● **RECORD EXTRACTS**:
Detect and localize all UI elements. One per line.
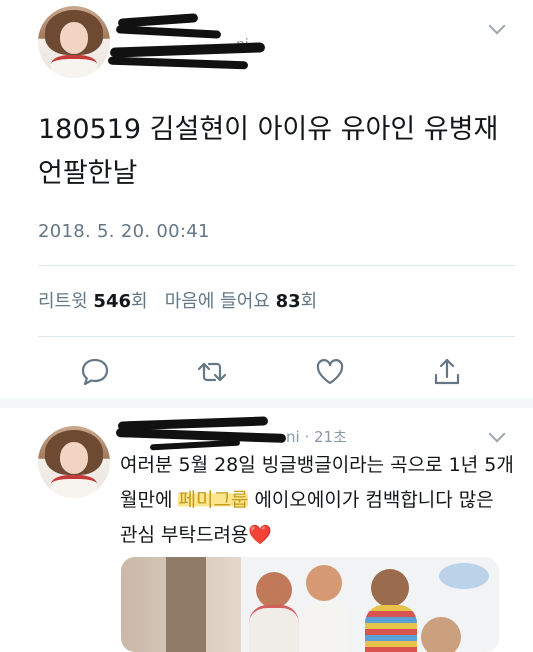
reply-meta: ni · 21초 xyxy=(286,428,347,446)
likes-unit: 회 xyxy=(300,291,318,312)
tweet-text: 180519 김설현이 아이유 유아인 유병재 언팔한날 xyxy=(38,114,499,189)
share-icon[interactable] xyxy=(430,355,464,389)
retweets-count[interactable]: 546 xyxy=(93,291,131,312)
chevron-down-icon[interactable] xyxy=(488,17,506,35)
reply-text: 여러분 5월 28일 빙글뱅글이라는 곡으로 1년 5개월만에 페미그룹 에이오… xyxy=(120,448,515,553)
retweets-label: 리트윗 xyxy=(38,291,88,312)
avatar[interactable] xyxy=(38,426,110,498)
attached-photo[interactable] xyxy=(121,557,499,652)
highlighted-word: 페미그룹 xyxy=(178,489,249,511)
like-icon[interactable] xyxy=(313,355,347,389)
avatar[interactable] xyxy=(38,6,110,78)
retweet-icon[interactable] xyxy=(195,355,229,389)
divider xyxy=(38,265,515,266)
tweet-stats: 리트윗 546회 마음에 들어요 83회 xyxy=(38,287,317,313)
reply-icon[interactable] xyxy=(78,355,112,389)
heart-emoji: ❤️ xyxy=(248,524,273,546)
likes-count[interactable]: 83 xyxy=(276,291,301,312)
divider xyxy=(38,336,515,337)
tweet-timestamp: 2018. 5. 20. 00:41 xyxy=(38,221,210,242)
likes-label: 마음에 들어요 xyxy=(164,291,270,312)
retweets-unit: 회 xyxy=(131,291,148,312)
section-separator xyxy=(0,398,533,408)
chevron-down-icon[interactable] xyxy=(488,425,506,443)
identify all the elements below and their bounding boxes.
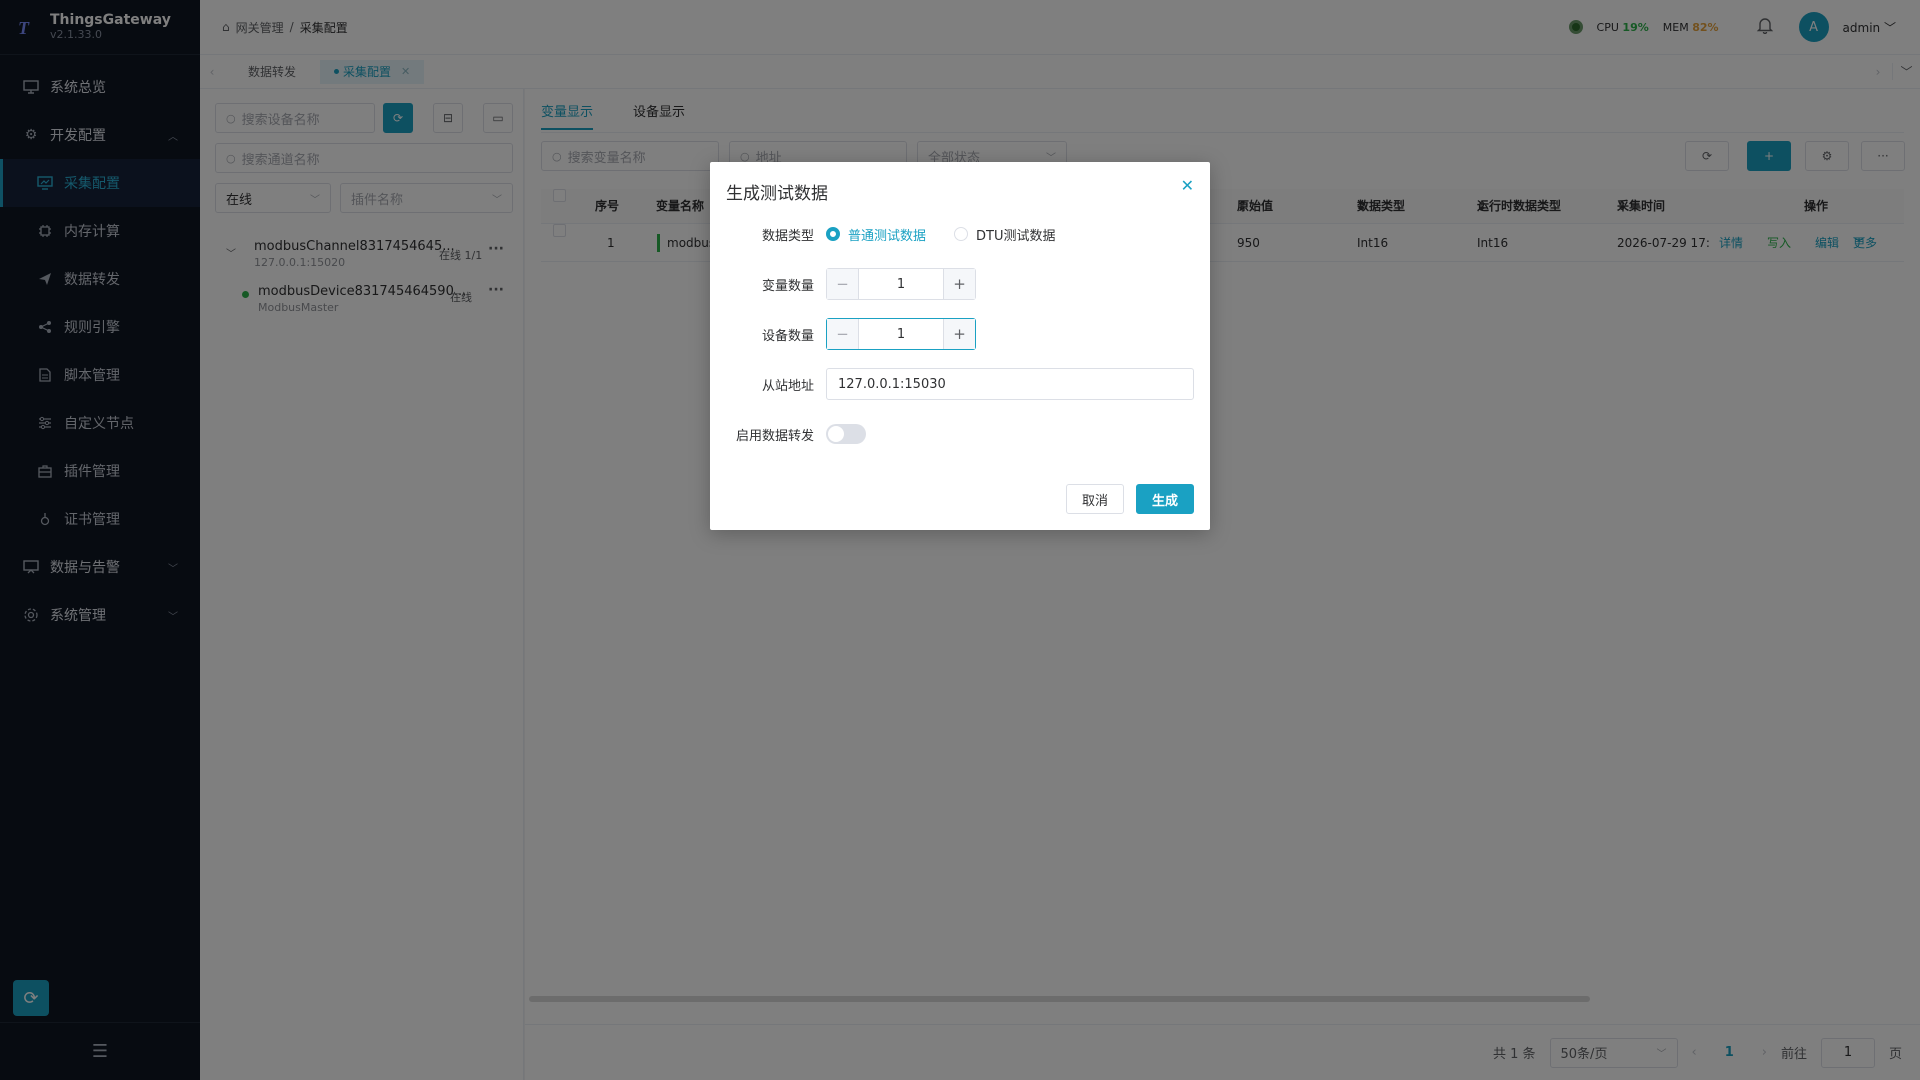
generate-button[interactable]: 生成: [1136, 484, 1195, 514]
toggle-knob: [828, 426, 844, 442]
form-row-slave-addr: 从站地址 127.0.0.1:15030: [710, 368, 1210, 400]
dialog-title: 生成测试数据: [726, 184, 828, 204]
cancel-button[interactable]: 取消: [1066, 484, 1125, 514]
form-row-dev-count: 设备数量 − 1 +: [710, 318, 1210, 350]
close-icon[interactable]: ✕: [1181, 176, 1194, 195]
minus-button[interactable]: −: [827, 269, 859, 299]
forward-label: 启用数据转发: [735, 428, 814, 444]
dev-count-value[interactable]: 1: [859, 319, 943, 349]
radio-checked-icon: [826, 227, 840, 241]
radio-normal-test-data[interactable]: 普通测试数据: [826, 225, 926, 244]
var-count-label: 变量数量: [761, 278, 814, 294]
plus-button[interactable]: +: [943, 319, 975, 349]
var-count-stepper[interactable]: − 1 +: [826, 268, 976, 300]
form-row-var-count: 变量数量 − 1 +: [710, 268, 1210, 300]
form-row-forward: 启用数据转发: [710, 418, 1210, 450]
generate-test-data-dialog: 生成测试数据 ✕ 数据类型 普通测试数据 DTU测试数据 变量数量 − 1 + …: [710, 162, 1210, 530]
minus-button[interactable]: −: [827, 319, 859, 349]
slave-addr-label: 从站地址: [761, 378, 814, 394]
dev-count-label: 设备数量: [761, 328, 814, 344]
dev-count-stepper[interactable]: − 1 +: [826, 318, 976, 350]
enable-forward-toggle[interactable]: [826, 424, 866, 444]
radio-dtu-test-data[interactable]: DTU测试数据: [954, 225, 1055, 244]
form-row-data-type: 数据类型 普通测试数据 DTU测试数据: [710, 218, 1210, 250]
radio-unchecked-icon: [954, 227, 969, 241]
plus-button[interactable]: +: [943, 269, 975, 299]
data-type-label: 数据类型: [761, 228, 814, 244]
slave-address-input[interactable]: 127.0.0.1:15030: [826, 368, 1194, 400]
var-count-value[interactable]: 1: [859, 269, 943, 299]
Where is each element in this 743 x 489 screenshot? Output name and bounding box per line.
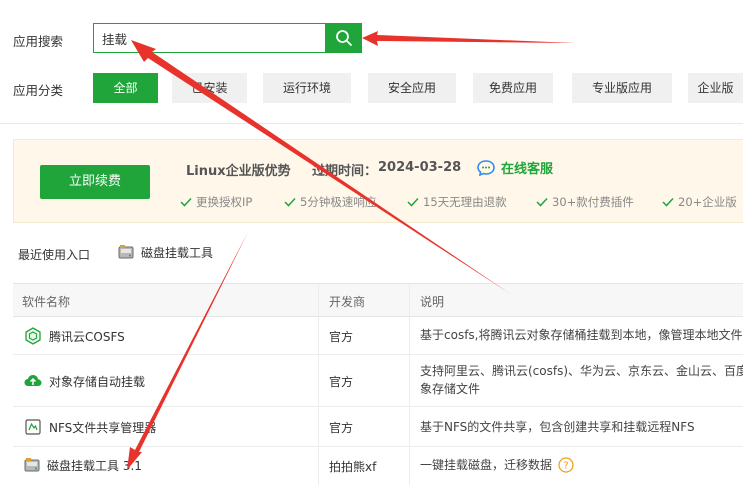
- category-runtime[interactable]: 运行环境: [263, 73, 351, 103]
- feature-item: 5分钟极速响应: [284, 194, 376, 210]
- cloud-upload-icon: [24, 375, 42, 386]
- plugin-description: 支持阿里云、腾讯云(cosfs)、华为云、京东云、金山云、百度 象存储文件: [420, 364, 743, 396]
- category-pro[interactable]: 专业版应用: [572, 73, 672, 103]
- check-icon: [662, 197, 674, 207]
- chat-icon: [477, 159, 495, 176]
- cosfs-icon: [25, 327, 41, 345]
- feature-item: 20+企业版: [662, 194, 737, 210]
- plugin-name: 对象存储自动挂载: [49, 374, 146, 389]
- plugin-name: 磁盘挂载工具 3.1: [47, 458, 142, 473]
- disk-icon: [118, 245, 134, 259]
- header-name: 软件名称: [22, 295, 71, 309]
- plugin-name: NFS文件共享管理器: [49, 420, 157, 435]
- header-developer: 开发商: [329, 295, 366, 309]
- search-label: 应用搜索: [13, 34, 64, 49]
- feature-item: 15天无理由退款: [407, 194, 507, 210]
- check-icon: [536, 197, 548, 207]
- renew-button[interactable]: 立即续费: [40, 165, 150, 199]
- plugin-description: 基于cosfs,将腾讯云对象存储桶挂载到本地，像管理本地文件: [420, 328, 743, 342]
- table-row[interactable]: NFS文件共享管理器 官方 基于NFS的文件共享，包含创建共享和挂载远程NFS: [13, 407, 743, 447]
- check-icon: [284, 197, 296, 207]
- category-label: 应用分类: [13, 83, 64, 98]
- promo-panel: 立即续费 Linux企业版优势 过期时间： 2024-03-28 在线客服 更换…: [13, 139, 743, 223]
- recent-item-disk-mount[interactable]: 磁盘挂载工具: [117, 243, 213, 261]
- search-input[interactable]: [93, 23, 325, 53]
- table-row[interactable]: 磁盘挂载工具 3.1 拍拍熊xf 一键挂载磁盘，迁移数据 ?: [13, 447, 743, 485]
- nfs-icon: [25, 419, 41, 435]
- feature-item: 更换授权IP: [180, 194, 252, 210]
- svg-text:?: ?: [563, 461, 568, 472]
- help-icon[interactable]: ?: [558, 457, 574, 473]
- arrow-to-search-button: [362, 31, 575, 46]
- table-row[interactable]: 腾讯云COSFS 官方 基于cosfs,将腾讯云对象存储桶挂载到本地，像管理本地…: [13, 317, 743, 355]
- category-installed[interactable]: 已安装: [172, 73, 247, 103]
- plugin-developer: 官方: [329, 330, 354, 344]
- plugin-developer: 拍拍熊xf: [329, 460, 377, 474]
- plugin-description: 基于NFS的文件共享，包含创建共享和挂载远程NFS: [420, 420, 695, 434]
- online-service-label: 在线客服: [501, 162, 554, 177]
- table-header: 软件名称 开发商 说明: [13, 283, 743, 317]
- section-divider: [0, 123, 743, 124]
- promo-title: Linux企业版优势: [186, 164, 291, 179]
- search-icon: [335, 30, 352, 46]
- category-security[interactable]: 安全应用: [368, 73, 456, 103]
- check-icon: [180, 197, 192, 207]
- category-free[interactable]: 免费应用: [473, 73, 553, 103]
- online-service-link[interactable]: 在线客服: [476, 158, 553, 177]
- expire-date: 2024-03-28: [378, 160, 462, 175]
- plugin-description: 一键挂载磁盘，迁移数据 ?: [420, 456, 574, 474]
- table-row[interactable]: 对象存储自动挂载 官方 支持阿里云、腾讯云(cosfs)、华为云、京东云、金山云…: [13, 355, 743, 407]
- plugin-name: 腾讯云COSFS: [49, 329, 125, 344]
- disk-icon: [24, 458, 40, 472]
- category-enterprise[interactable]: 企业版: [688, 73, 743, 103]
- recent-label: 最近使用入口: [18, 248, 91, 262]
- check-icon: [407, 197, 419, 207]
- header-description: 说明: [420, 295, 445, 309]
- category-all[interactable]: 全部: [93, 73, 158, 103]
- plugin-developer: 官方: [329, 421, 354, 435]
- plugin-developer: 官方: [329, 375, 354, 389]
- expire-label: 过期时间：: [312, 164, 378, 179]
- feature-item: 30+款付费插件: [536, 194, 634, 210]
- search-button[interactable]: [325, 23, 362, 53]
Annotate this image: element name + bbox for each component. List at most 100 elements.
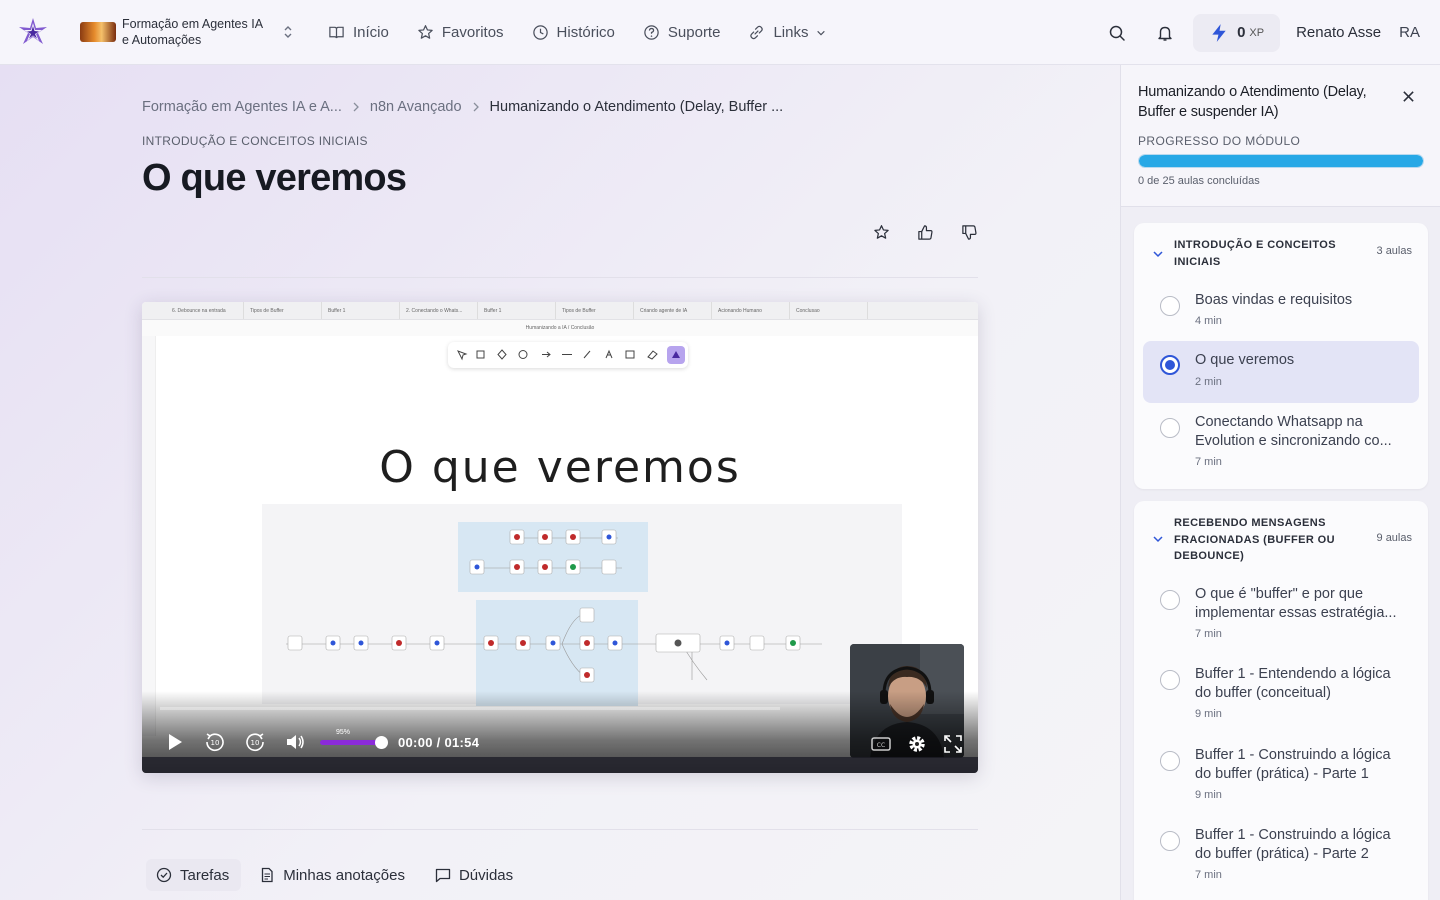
video-tab: Tipos de Buffer xyxy=(556,302,634,319)
book-icon xyxy=(329,26,344,39)
brand-logo-icon[interactable] xyxy=(16,15,50,49)
svg-text:10: 10 xyxy=(211,739,220,747)
play-icon xyxy=(169,734,182,750)
lesson-item[interactable]: Buffer 1 - Construindo a lógica do buffe… xyxy=(1143,814,1419,894)
video-time: 00:00 / 01:54 xyxy=(398,734,480,750)
mute-button[interactable] xyxy=(278,728,312,756)
video-player[interactable]: 6. Debounce na entrada Tipos de Buffer B… xyxy=(142,302,978,773)
chevron-right-icon xyxy=(473,102,479,112)
captions-button[interactable]: CC xyxy=(868,730,894,758)
lesson-duration: 7 min xyxy=(1195,869,1222,881)
xp-badge[interactable]: 0 XP xyxy=(1193,13,1281,52)
clock-icon xyxy=(532,25,548,40)
module-card: RECEBENDO MENSAGENS FRACIONADAS (BUFFER … xyxy=(1134,501,1428,900)
divider xyxy=(142,277,978,278)
breadcrumb-course[interactable]: Formação em Agentes IA e A... xyxy=(142,99,342,115)
close-panel-button[interactable] xyxy=(1397,85,1419,107)
lesson-name: Buffer 1 - Entendendo a lógica do buffer… xyxy=(1195,666,1391,701)
breadcrumb-current: Humanizando o Atendimento (Delay, Buffer… xyxy=(489,99,784,115)
video-controls: 10 10 95% 00:00 / 01:54 xyxy=(158,728,479,756)
lesson-name: Buffer 1 - Construindo a lógica do buffe… xyxy=(1195,747,1391,782)
lesson-duration: 9 min xyxy=(1195,789,1222,801)
tab-tarefas[interactable]: Tarefas xyxy=(146,859,242,891)
tab-minhas-anotacoes[interactable]: Minhas anotações xyxy=(249,859,417,891)
lesson-status-radio[interactable] xyxy=(1160,670,1180,690)
breadcrumb-module[interactable]: n8n Avançado xyxy=(370,99,462,115)
video-tab: Criando agente de IA xyxy=(634,302,712,319)
nav-links[interactable]: Links xyxy=(748,24,826,41)
rewind-10-icon: 10 xyxy=(206,733,224,752)
check-circle-icon xyxy=(156,867,172,883)
volume-knob[interactable] xyxy=(374,736,388,749)
panel-header: Humanizando o Atendimento (Delay, Buffer… xyxy=(1121,65,1440,207)
volume-slider[interactable]: 95% xyxy=(320,728,388,756)
video-tab: Tipos de Buffer xyxy=(244,302,322,319)
tab-duvidas[interactable]: Dúvidas xyxy=(425,859,525,891)
dislike-button[interactable] xyxy=(956,219,982,245)
lesson-name: Buffer 1 - Construindo a lógica do buffe… xyxy=(1195,827,1391,862)
user-name[interactable]: Renato Asse xyxy=(1296,24,1381,41)
lesson-actions xyxy=(868,219,982,245)
help-circle-icon xyxy=(644,25,659,40)
forward-10-button[interactable]: 10 xyxy=(238,728,272,756)
play-button[interactable] xyxy=(158,728,192,756)
lesson-status-radio[interactable] xyxy=(1160,355,1180,375)
lesson-duration: 7 min xyxy=(1195,456,1222,468)
lesson-status-radio[interactable] xyxy=(1160,751,1180,771)
favorite-button[interactable] xyxy=(868,219,894,245)
nav-suporte[interactable]: Suporte xyxy=(643,24,720,41)
module-progress-fill xyxy=(1139,155,1423,167)
module-progress-bar xyxy=(1138,154,1424,168)
xp-value: 0 xyxy=(1237,24,1246,41)
lesson-item[interactable]: O que é "buffer" e por que implementar e… xyxy=(1143,573,1419,653)
lesson-name: Boas vindas e requisitos xyxy=(1195,292,1353,308)
fullscreen-button[interactable] xyxy=(940,730,966,758)
lesson-duration: 9 min xyxy=(1195,708,1222,720)
nav-favoritos[interactable]: Favoritos xyxy=(417,24,504,41)
message-icon xyxy=(435,868,451,883)
nav-historico[interactable]: Histórico xyxy=(532,24,615,41)
breadcrumb: Formação em Agentes IA e A... n8n Avança… xyxy=(142,99,783,115)
top-bar: Formação em Agentes IA e Automações Iníc… xyxy=(0,0,1440,65)
close-icon xyxy=(1402,90,1414,102)
lesson-status-radio[interactable] xyxy=(1160,296,1180,316)
module-header[interactable]: INTRODUÇÃO E CONCEITOS INICIAIS 3 aulas xyxy=(1134,223,1428,279)
search-icon xyxy=(1109,25,1125,41)
lesson-status-radio[interactable] xyxy=(1160,831,1180,851)
lesson-item[interactable]: Conectando Whatsapp na Evolution e sincr… xyxy=(1143,403,1419,483)
lesson-duration: 4 min xyxy=(1195,315,1222,327)
video-sidebar xyxy=(142,336,156,736)
chevron-up-down-icon xyxy=(284,26,292,38)
course-switcher[interactable]: Formação em Agentes IA e Automações xyxy=(80,15,294,49)
search-button[interactable] xyxy=(1097,13,1137,53)
volume-label: 95% xyxy=(336,729,351,736)
svg-text:10: 10 xyxy=(251,739,260,747)
notifications-button[interactable] xyxy=(1145,13,1185,53)
workflow-diagram-icon xyxy=(286,522,822,706)
module-lesson-count: 3 aulas xyxy=(1376,245,1412,257)
lesson-name: O que veremos xyxy=(1195,352,1295,368)
video-tab: Buffer 1 xyxy=(478,302,556,319)
video-taskbar xyxy=(142,757,978,773)
progress-count: 0 de 25 aulas concluídas xyxy=(1138,175,1260,187)
avatar[interactable]: RA xyxy=(1399,24,1420,41)
lesson-item[interactable]: Boas vindas e requisitos 4 min xyxy=(1143,279,1419,341)
nav-inicio[interactable]: Início xyxy=(328,24,389,41)
lesson-item[interactable]: Buffer 1 - Construindo a lógica do buffe… xyxy=(1143,734,1419,814)
module-header[interactable]: RECEBENDO MENSAGENS FRACIONADAS (BUFFER … xyxy=(1134,501,1428,573)
video-progress-bar[interactable] xyxy=(160,707,780,710)
gear-icon xyxy=(909,736,925,752)
page-title: O que veremos xyxy=(142,157,407,199)
top-right-actions: 0 XP Renato Asse RA xyxy=(1097,0,1440,65)
drawing-tools-icon xyxy=(456,346,685,364)
captions-icon: CC xyxy=(871,737,891,751)
like-button[interactable] xyxy=(912,219,938,245)
lesson-item-active[interactable]: O que veremos 2 min xyxy=(1143,341,1419,403)
lesson-item[interactable]: Buffer 1 - Entendendo a lógica do buffer… xyxy=(1143,653,1419,734)
lesson-status-radio[interactable] xyxy=(1160,590,1180,610)
rewind-10-button[interactable]: 10 xyxy=(198,728,232,756)
main-nav: Início Favoritos Histórico Suporte Links xyxy=(328,0,854,65)
settings-button[interactable] xyxy=(904,730,930,758)
lesson-tabs: Tarefas Minhas anotações Dúvidas xyxy=(146,859,525,891)
lesson-status-radio[interactable] xyxy=(1160,418,1180,438)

● **TASK**:
Print the lines of the listing from the line with "- category-runtime[interactable]: 运行环境: [263, 73, 351, 103]" to the line with "- plugin-developer: 拍拍熊xf: [329, 460, 377, 474]", keeping every character the same.

● **ANSWER FOR THE TASK**:
- category-runtime[interactable]: 运行环境: [263, 73, 351, 103]
- feature-item: 5分钟极速响应: [284, 194, 376, 210]
- cloud-upload-icon: [24, 375, 42, 386]
- plugin-description: 支持阿里云、腾讯云(cosfs)、华为云、京东云、金山云、百度 象存储文件: [420, 364, 743, 396]
- category-pro[interactable]: 专业版应用: [572, 73, 672, 103]
- check-icon: [662, 197, 674, 207]
- chat-icon: [477, 159, 495, 176]
- cosfs-icon: [25, 327, 41, 345]
- feature-item: 20+企业版: [662, 194, 737, 210]
- plugin-name: 对象存储自动挂载: [49, 374, 146, 389]
- plugin-name: 磁盘挂载工具 3.1: [47, 458, 142, 473]
- disk-icon: [118, 245, 134, 259]
- header-name: 软件名称: [22, 295, 71, 309]
- plugin-name: NFS文件共享管理器: [49, 420, 157, 435]
- header-developer: 开发商: [329, 295, 366, 309]
- search-label: 应用搜索: [13, 34, 64, 49]
- feature-item: 15天无理由退款: [407, 194, 507, 210]
- check-icon: [536, 197, 548, 207]
- renew-button[interactable]: 立即续费: [40, 165, 150, 199]
- plugin-description: 基于cosfs,将腾讯云对象存储桶挂载到本地，像管理本地文件: [420, 328, 743, 342]
- table-row[interactable]: NFS文件共享管理器 官方 基于NFS的文件共享，包含创建共享和挂载远程NFS: [13, 407, 743, 447]
- check-icon: [284, 197, 296, 207]
- category-label: 应用分类: [13, 83, 64, 98]
- promo-panel: 立即续费 Linux企业版优势 过期时间： 2024-03-28 在线客服 更换…: [13, 139, 743, 223]
- recent-item-disk-mount[interactable]: 磁盘挂载工具: [117, 243, 213, 261]
- search-input[interactable]: [93, 23, 325, 53]
- table-row[interactable]: 磁盘挂载工具 3.1 拍拍熊xf 一键挂载磁盘，迁移数据 ?: [13, 447, 743, 485]
- nfs-icon: [25, 419, 41, 435]
- feature-item: 更换授权IP: [180, 194, 252, 210]
- svg-text:?: ?: [563, 461, 568, 472]
- help-icon[interactable]: ?: [558, 457, 574, 473]
- arrow-to-search-button: [362, 31, 575, 46]
- table-row[interactable]: 腾讯云COSFS 官方 基于cosfs,将腾讯云对象存储桶挂载到本地，像管理本地…: [13, 317, 743, 355]
- category-installed[interactable]: 已安装: [172, 73, 247, 103]
- plugin-developer: 官方: [329, 330, 354, 344]
- plugin-developer: 拍拍熊xf: [329, 460, 377, 474]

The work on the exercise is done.